Task prompt:
Repeat every entry in the listing below, exactly.

Data for the task:
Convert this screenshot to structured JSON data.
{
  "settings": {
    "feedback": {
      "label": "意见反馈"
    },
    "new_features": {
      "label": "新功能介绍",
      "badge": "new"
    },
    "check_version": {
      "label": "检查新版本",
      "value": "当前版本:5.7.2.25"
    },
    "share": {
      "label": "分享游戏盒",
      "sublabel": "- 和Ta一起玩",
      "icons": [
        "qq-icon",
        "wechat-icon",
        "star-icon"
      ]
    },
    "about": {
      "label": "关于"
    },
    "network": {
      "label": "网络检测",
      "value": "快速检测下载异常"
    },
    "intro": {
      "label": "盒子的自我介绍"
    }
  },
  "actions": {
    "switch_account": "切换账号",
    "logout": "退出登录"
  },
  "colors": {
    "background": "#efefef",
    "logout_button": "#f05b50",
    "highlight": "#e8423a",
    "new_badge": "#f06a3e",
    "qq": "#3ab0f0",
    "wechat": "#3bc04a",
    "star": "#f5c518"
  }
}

Task response:
Convert this screenshot to structured JSON data.
{
  "settings": {
    "feedback": {
      "label": "意见反馈"
    },
    "new_features": {
      "label": "新功能介绍",
      "badge": "new"
    },
    "check_version": {
      "label": "检查新版本",
      "value": "当前版本:5.7.2.25"
    },
    "share": {
      "label": "分享游戏盒",
      "sublabel": "- 和Ta一起玩",
      "icons": [
        "qq-icon",
        "wechat-icon",
        "star-icon"
      ]
    },
    "about": {
      "label": "关于"
    },
    "network": {
      "label": "网络检测",
      "value": "快速检测下载异常"
    },
    "intro": {
      "label": "盒子的自我介绍"
    }
  },
  "actions": {
    "switch_account": "切换账号",
    "logout": "退出登录"
  },
  "colors": {
    "background": "#efefef",
    "logout_button": "#f05b50",
    "highlight": "#e8423a",
    "new_badge": "#f06a3e",
    "qq": "#3ab0f0",
    "wechat": "#3bc04a",
    "star": "#f5c518"
  }
}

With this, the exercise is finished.